_WRITTEN INSTRUCTION:_ Copy each line that contains the string "Gross".

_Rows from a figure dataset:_
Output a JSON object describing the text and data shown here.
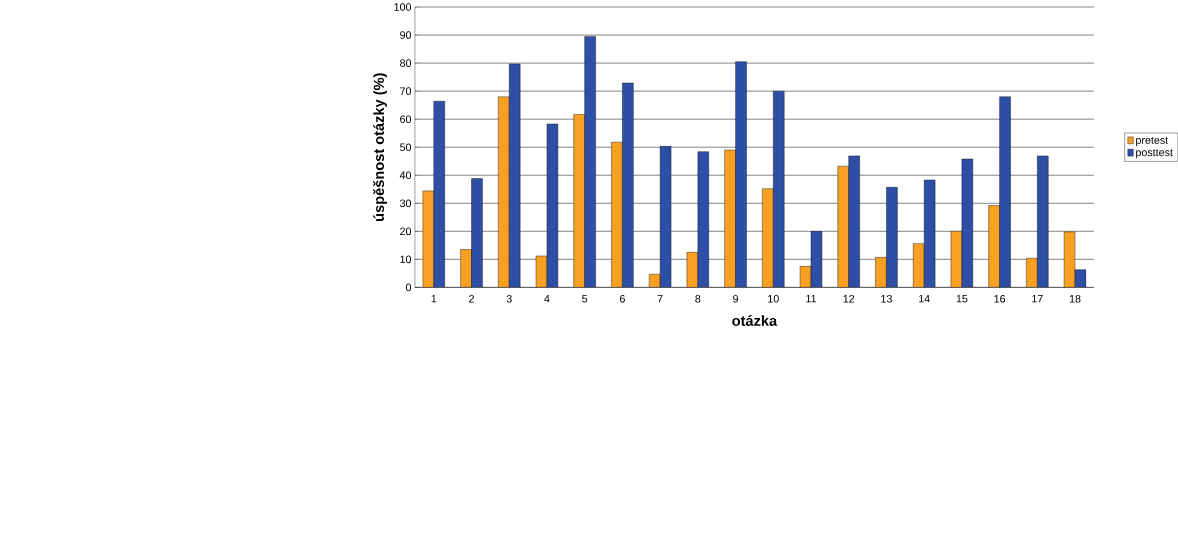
{
  "chart_data": {
    "type": "bar",
    "xlabel": "otázka",
    "ylabel": "úspěšnost otázky (%)",
    "categories": [
      "1",
      "2",
      "3",
      "4",
      "5",
      "6",
      "7",
      "8",
      "9",
      "10",
      "11",
      "12",
      "13",
      "14",
      "15",
      "16",
      "17",
      "18"
    ],
    "series": [
      {
        "name": "pretest",
        "color": "#f7a023",
        "values": [
          34.4,
          13.5,
          68,
          11.2,
          61.7,
          51.8,
          4.7,
          12.5,
          49,
          35.2,
          7.5,
          43.2,
          10.7,
          15.6,
          20,
          29.2,
          10.4,
          19.8
        ]
      },
      {
        "name": "posttest",
        "color": "#2f4fa6",
        "values": [
          66.4,
          38.8,
          79.7,
          58.3,
          89.6,
          72.9,
          50.3,
          48.4,
          80.5,
          70,
          20,
          46.9,
          35.7,
          38.3,
          45.8,
          68,
          46.9,
          6.3
        ]
      }
    ],
    "ylim": [
      0,
      100
    ],
    "yticks": [
      0,
      10,
      20,
      30,
      40,
      50,
      60,
      70,
      80,
      90,
      100
    ],
    "grid": "y",
    "legend": "right"
  }
}
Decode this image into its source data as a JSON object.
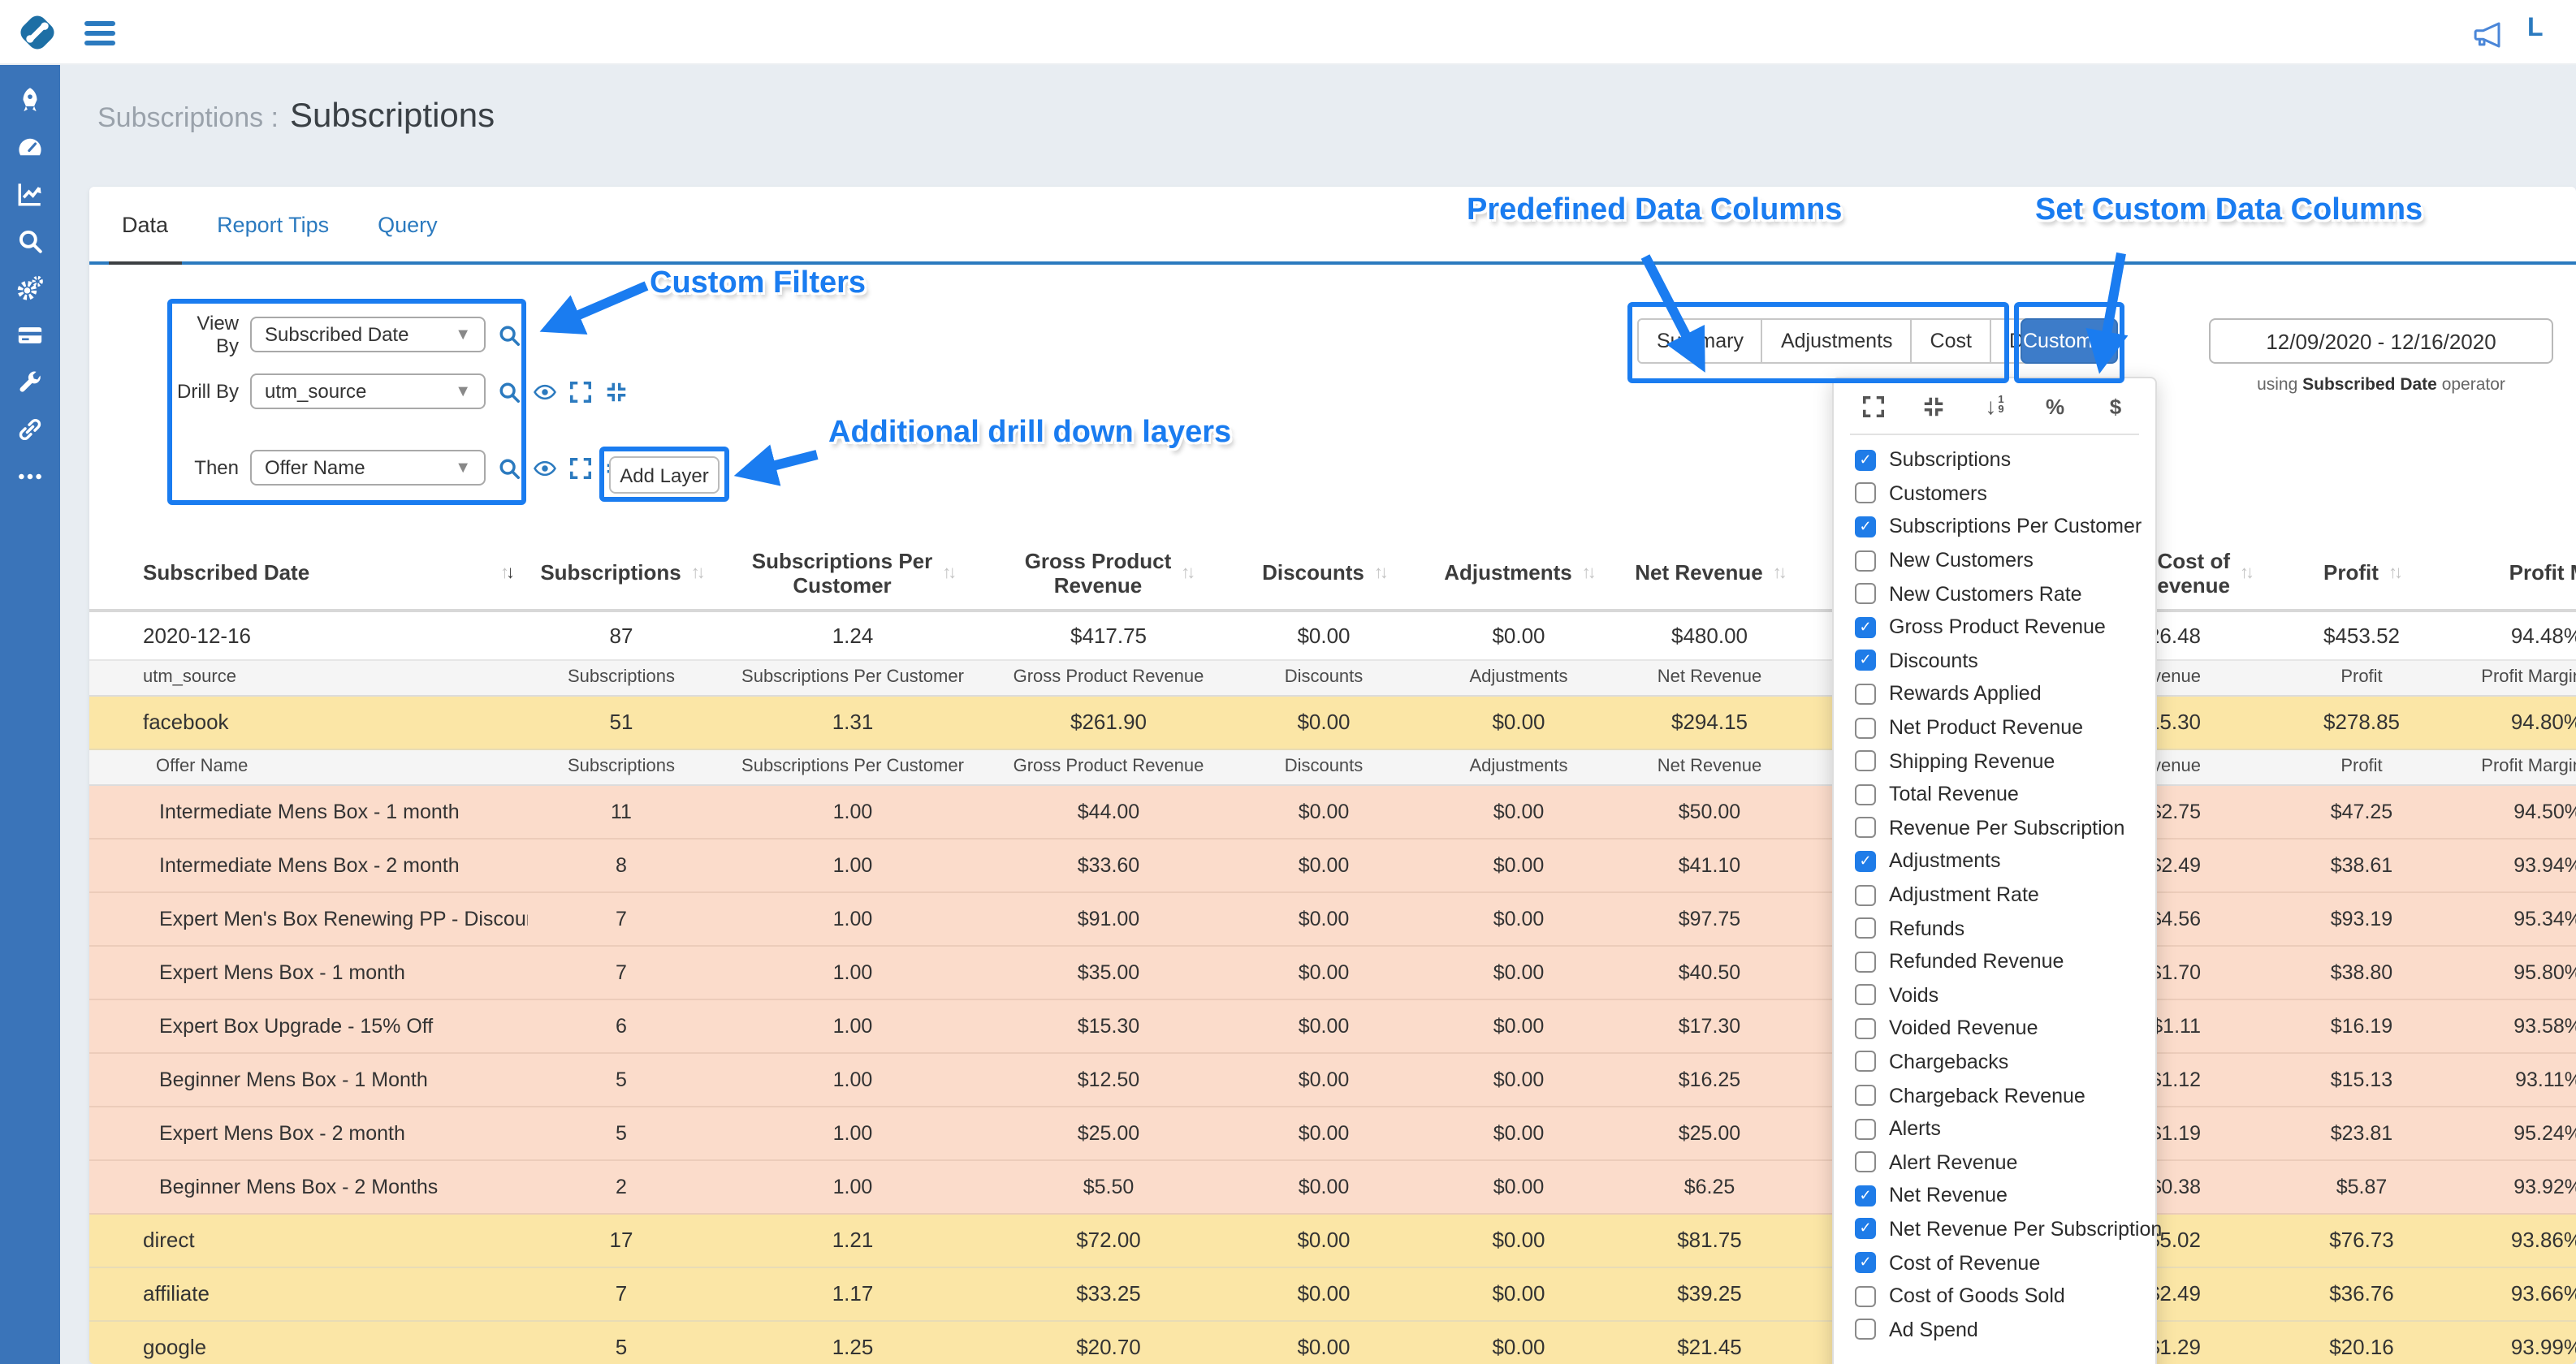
{
  "topbar": {
    "account_label": "L",
    "icons": {
      "menu": "hamburger-icon",
      "announce": "megaphone-icon"
    }
  },
  "sidebar": {
    "icons": [
      "rocket",
      "gauge",
      "chart-line",
      "search",
      "gears",
      "credit-card",
      "wrench",
      "link",
      "ellipsis"
    ]
  },
  "header": {
    "breadcrumb": "Subscriptions :",
    "title": "Subscriptions"
  },
  "tabs": [
    {
      "label": "Data",
      "active": true
    },
    {
      "label": "Report Tips",
      "active": false
    },
    {
      "label": "Query",
      "active": false
    }
  ],
  "annotations": {
    "custom_filters": "Custom Filters",
    "drill_layers": "Additional drill down layers",
    "predefined": "Predefined Data Columns",
    "set_custom": "Set Custom Data Columns"
  },
  "filters": {
    "rows": [
      {
        "label": "View By",
        "value": "Subscribed Date",
        "icons": [
          "search"
        ]
      },
      {
        "label": "Drill By",
        "value": "utm_source",
        "icons": [
          "search",
          "eye",
          "expand",
          "compress"
        ]
      },
      {
        "label": "Then",
        "value": "Offer Name",
        "icons": [
          "search",
          "eye",
          "expand",
          "compress",
          "close"
        ]
      }
    ],
    "add_layer": "Add Layer"
  },
  "predefined_buttons": [
    "Summary",
    "Adjustments",
    "Cost",
    "Detail"
  ],
  "custom_button": {
    "label": "Custom"
  },
  "date_range": {
    "value": "12/09/2020 - 12/16/2020",
    "op_prefix": "using",
    "op_bold": "Subscribed Date",
    "op_suffix": "operator"
  },
  "columns_panel": {
    "toolbar_icons": [
      "expand",
      "compress",
      "sort-numeric",
      "percent",
      "dollar"
    ],
    "items": [
      {
        "label": "Subscriptions",
        "checked": true
      },
      {
        "label": "Customers",
        "checked": false
      },
      {
        "label": "Subscriptions Per Customer",
        "checked": true
      },
      {
        "label": "New Customers",
        "checked": false
      },
      {
        "label": "New Customers Rate",
        "checked": false
      },
      {
        "label": "Gross Product Revenue",
        "checked": true
      },
      {
        "label": "Discounts",
        "checked": true
      },
      {
        "label": "Rewards Applied",
        "checked": false
      },
      {
        "label": "Net Product Revenue",
        "checked": false
      },
      {
        "label": "Shipping Revenue",
        "checked": false
      },
      {
        "label": "Total Revenue",
        "checked": false
      },
      {
        "label": "Revenue Per Subscription",
        "checked": false
      },
      {
        "label": "Adjustments",
        "checked": true
      },
      {
        "label": "Adjustment Rate",
        "checked": false
      },
      {
        "label": "Refunds",
        "checked": false
      },
      {
        "label": "Refunded Revenue",
        "checked": false
      },
      {
        "label": "Voids",
        "checked": false
      },
      {
        "label": "Voided Revenue",
        "checked": false
      },
      {
        "label": "Chargebacks",
        "checked": false
      },
      {
        "label": "Chargeback Revenue",
        "checked": false
      },
      {
        "label": "Alerts",
        "checked": false
      },
      {
        "label": "Alert Revenue",
        "checked": false
      },
      {
        "label": "Net Revenue",
        "checked": true
      },
      {
        "label": "Net Revenue Per Subscription",
        "checked": true
      },
      {
        "label": "Cost of Revenue",
        "checked": true
      },
      {
        "label": "Cost of Goods Sold",
        "checked": false
      },
      {
        "label": "Ad Spend",
        "checked": false
      }
    ]
  },
  "table": {
    "headers": [
      {
        "label": "Subscribed Date",
        "sort": "desc"
      },
      {
        "label": "Subscriptions",
        "sort": "none"
      },
      {
        "label": "Subscriptions Per\nCustomer",
        "sort": "none"
      },
      {
        "label": "Gross Product\nRevenue",
        "sort": "none"
      },
      {
        "label": "Discounts",
        "sort": "none"
      },
      {
        "label": "Adjustments",
        "sort": "none"
      },
      {
        "label": "Net Revenue",
        "sort": "none"
      },
      {
        "label": "Cost of\nRevenue",
        "sort": "none"
      },
      {
        "label": "Profit",
        "sort": "none"
      },
      {
        "label": "Profit Margin",
        "sort": "none"
      }
    ],
    "subheader_labels": [
      "Subscriptions",
      "Subscriptions Per Customer",
      "Gross Product Revenue",
      "Discounts",
      "Adjustments",
      "Net Revenue",
      "Cost of Revenue",
      "Profit",
      "Profit Margin"
    ],
    "rows": [
      {
        "kind": "data",
        "group": "date",
        "name": "2020-12-16",
        "values": [
          "87",
          "1.24",
          "$417.75",
          "$0.00",
          "$0.00",
          "$480.00",
          "$26.48",
          "$453.52",
          "94.48%"
        ]
      },
      {
        "kind": "subheader",
        "name": "utm_source",
        "indent": false
      },
      {
        "kind": "data",
        "group": "utm",
        "name": "facebook",
        "values": [
          "51",
          "1.31",
          "$261.90",
          "$0.00",
          "$0.00",
          "$294.15",
          "$15.30",
          "$278.85",
          "94.80%"
        ]
      },
      {
        "kind": "subheader",
        "name": "Offer Name",
        "indent": true
      },
      {
        "kind": "data",
        "group": "offer",
        "name": "Intermediate Mens Box - 1 month",
        "values": [
          "11",
          "1.00",
          "$44.00",
          "$0.00",
          "$0.00",
          "$50.00",
          "$2.75",
          "$47.25",
          "94.50%"
        ]
      },
      {
        "kind": "data",
        "group": "offer",
        "name": "Intermediate Mens Box - 2 month",
        "values": [
          "8",
          "1.00",
          "$33.60",
          "$0.00",
          "$0.00",
          "$41.10",
          "$2.49",
          "$38.61",
          "93.94%"
        ]
      },
      {
        "kind": "data",
        "group": "offer",
        "name": "Expert Men's Box Renewing PP - Discount Swap",
        "values": [
          "7",
          "1.00",
          "$91.00",
          "$0.00",
          "$0.00",
          "$97.75",
          "$4.56",
          "$93.19",
          "95.34%"
        ]
      },
      {
        "kind": "data",
        "group": "offer",
        "name": "Expert Mens Box - 1 month",
        "values": [
          "7",
          "1.00",
          "$35.00",
          "$0.00",
          "$0.00",
          "$40.50",
          "$1.70",
          "$38.80",
          "95.80%"
        ]
      },
      {
        "kind": "data",
        "group": "offer",
        "name": "Expert Box Upgrade - 15% Off",
        "values": [
          "6",
          "1.00",
          "$15.30",
          "$0.00",
          "$0.00",
          "$17.30",
          "$1.11",
          "$16.19",
          "93.58%"
        ]
      },
      {
        "kind": "data",
        "group": "offer",
        "name": "Beginner Mens Box - 1 Month",
        "values": [
          "5",
          "1.00",
          "$12.50",
          "$0.00",
          "$0.00",
          "$16.25",
          "$1.12",
          "$15.13",
          "93.11%"
        ]
      },
      {
        "kind": "data",
        "group": "offer",
        "name": "Expert Mens Box - 2 month",
        "values": [
          "5",
          "1.00",
          "$25.00",
          "$0.00",
          "$0.00",
          "$25.00",
          "$1.19",
          "$23.81",
          "95.24%"
        ]
      },
      {
        "kind": "data",
        "group": "offer",
        "name": "Beginner Mens Box - 2 Months",
        "values": [
          "2",
          "1.00",
          "$5.50",
          "$0.00",
          "$0.00",
          "$6.25",
          "$0.38",
          "$5.87",
          "93.92%"
        ]
      },
      {
        "kind": "data",
        "group": "utm",
        "name": "direct",
        "values": [
          "17",
          "1.21",
          "$72.00",
          "$0.00",
          "$0.00",
          "$81.75",
          "$5.02",
          "$76.73",
          "93.86%"
        ]
      },
      {
        "kind": "data",
        "group": "utm",
        "name": "affiliate",
        "values": [
          "7",
          "1.17",
          "$33.25",
          "$0.00",
          "$0.00",
          "$39.25",
          "$2.49",
          "$36.76",
          "93.66%"
        ]
      },
      {
        "kind": "data",
        "group": "utm",
        "name": "google",
        "values": [
          "5",
          "1.25",
          "$20.70",
          "$0.00",
          "$0.00",
          "$21.45",
          "$1.29",
          "$20.16",
          "93.99%"
        ]
      }
    ]
  }
}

_FINISHED TASK:_
        "label": "Gross Product Revenue",
        "label": "Gross Product\nRevenue",
      "Gross Product Revenue",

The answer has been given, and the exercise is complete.